• _DIRECTIONS FOR THIS TASK_:
Every line below that contains "与一次函数" is to be copied.

________________

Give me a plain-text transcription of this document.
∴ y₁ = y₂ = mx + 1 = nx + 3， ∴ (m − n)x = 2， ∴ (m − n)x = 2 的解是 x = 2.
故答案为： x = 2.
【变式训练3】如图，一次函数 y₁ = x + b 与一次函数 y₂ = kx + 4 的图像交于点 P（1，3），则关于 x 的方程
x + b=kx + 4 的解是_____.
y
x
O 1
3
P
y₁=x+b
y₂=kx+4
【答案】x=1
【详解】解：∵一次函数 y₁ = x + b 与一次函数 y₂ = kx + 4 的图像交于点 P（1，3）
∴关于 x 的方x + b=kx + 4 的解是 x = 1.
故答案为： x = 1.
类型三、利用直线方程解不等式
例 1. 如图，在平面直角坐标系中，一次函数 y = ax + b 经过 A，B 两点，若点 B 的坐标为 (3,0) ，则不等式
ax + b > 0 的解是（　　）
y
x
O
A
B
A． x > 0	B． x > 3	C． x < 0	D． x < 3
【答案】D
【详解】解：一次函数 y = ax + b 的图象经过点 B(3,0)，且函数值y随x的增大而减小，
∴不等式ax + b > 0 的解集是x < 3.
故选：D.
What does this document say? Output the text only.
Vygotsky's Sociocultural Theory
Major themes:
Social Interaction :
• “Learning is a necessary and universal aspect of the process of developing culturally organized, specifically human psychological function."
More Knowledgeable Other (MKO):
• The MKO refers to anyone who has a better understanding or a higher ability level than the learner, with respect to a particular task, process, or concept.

________________

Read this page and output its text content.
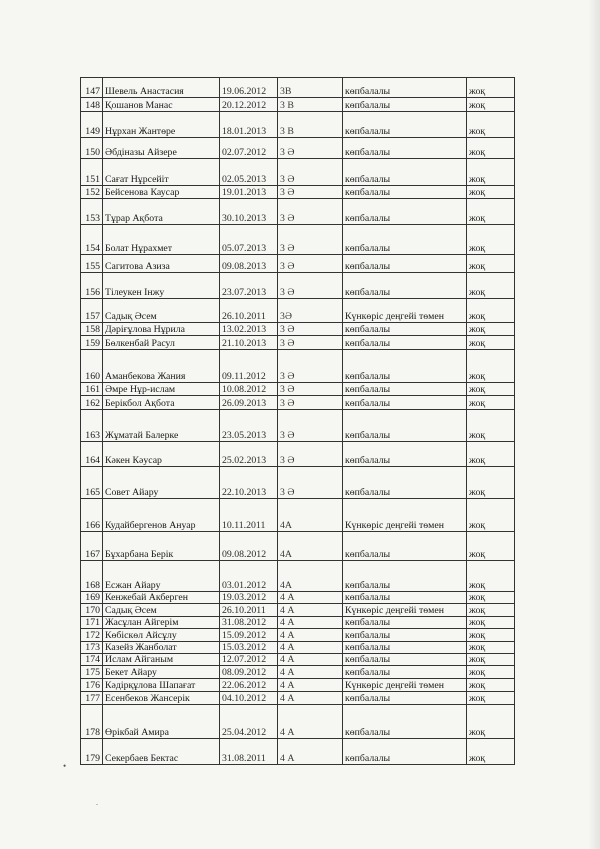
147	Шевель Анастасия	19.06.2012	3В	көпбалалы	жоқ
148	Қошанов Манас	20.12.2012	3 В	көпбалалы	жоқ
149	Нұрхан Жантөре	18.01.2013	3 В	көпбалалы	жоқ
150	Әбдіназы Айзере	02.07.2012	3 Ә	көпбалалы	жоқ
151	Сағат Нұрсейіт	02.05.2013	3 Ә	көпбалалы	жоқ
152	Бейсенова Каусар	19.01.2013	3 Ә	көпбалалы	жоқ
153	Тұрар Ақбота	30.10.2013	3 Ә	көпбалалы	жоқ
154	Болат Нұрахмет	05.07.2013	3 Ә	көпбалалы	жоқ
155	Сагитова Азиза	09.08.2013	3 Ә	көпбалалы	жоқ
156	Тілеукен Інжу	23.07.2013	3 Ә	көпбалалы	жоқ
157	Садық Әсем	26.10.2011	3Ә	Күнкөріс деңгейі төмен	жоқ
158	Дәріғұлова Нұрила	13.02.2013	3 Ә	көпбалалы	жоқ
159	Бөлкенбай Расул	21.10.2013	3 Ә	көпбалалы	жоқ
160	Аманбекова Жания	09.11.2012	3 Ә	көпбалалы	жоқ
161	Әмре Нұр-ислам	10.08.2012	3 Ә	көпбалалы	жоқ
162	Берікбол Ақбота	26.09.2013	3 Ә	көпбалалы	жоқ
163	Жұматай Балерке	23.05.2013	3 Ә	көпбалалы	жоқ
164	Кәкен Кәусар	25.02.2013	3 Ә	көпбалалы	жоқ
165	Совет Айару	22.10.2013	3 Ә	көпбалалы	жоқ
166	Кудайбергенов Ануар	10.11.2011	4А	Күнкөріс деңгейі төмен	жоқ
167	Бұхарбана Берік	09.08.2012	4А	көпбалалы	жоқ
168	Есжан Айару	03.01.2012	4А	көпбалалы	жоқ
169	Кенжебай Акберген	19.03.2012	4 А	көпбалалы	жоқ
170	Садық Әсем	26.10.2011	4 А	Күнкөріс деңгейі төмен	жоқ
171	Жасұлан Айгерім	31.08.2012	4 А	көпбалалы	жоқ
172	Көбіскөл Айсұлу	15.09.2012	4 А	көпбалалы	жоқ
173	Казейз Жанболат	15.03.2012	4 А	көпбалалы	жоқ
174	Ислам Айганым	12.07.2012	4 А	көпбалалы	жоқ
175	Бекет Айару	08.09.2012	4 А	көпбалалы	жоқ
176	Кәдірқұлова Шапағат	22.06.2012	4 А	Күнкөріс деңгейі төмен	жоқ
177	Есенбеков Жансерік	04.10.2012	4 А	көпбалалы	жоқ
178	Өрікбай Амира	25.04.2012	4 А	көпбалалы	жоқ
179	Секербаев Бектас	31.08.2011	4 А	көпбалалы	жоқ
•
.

________________

• _FINISHED EXERCISE_:
【变式训练3】如图，一次函数 y₁ = x + b 与一次函数 y₂ = kx + 4 的图像交于点 P（1，3），则关于 x 的方程
【详解】解：∵一次函数 y₁ = x + b 与一次函数 y₂ = kx + 4 的图像交于点 P（1，3）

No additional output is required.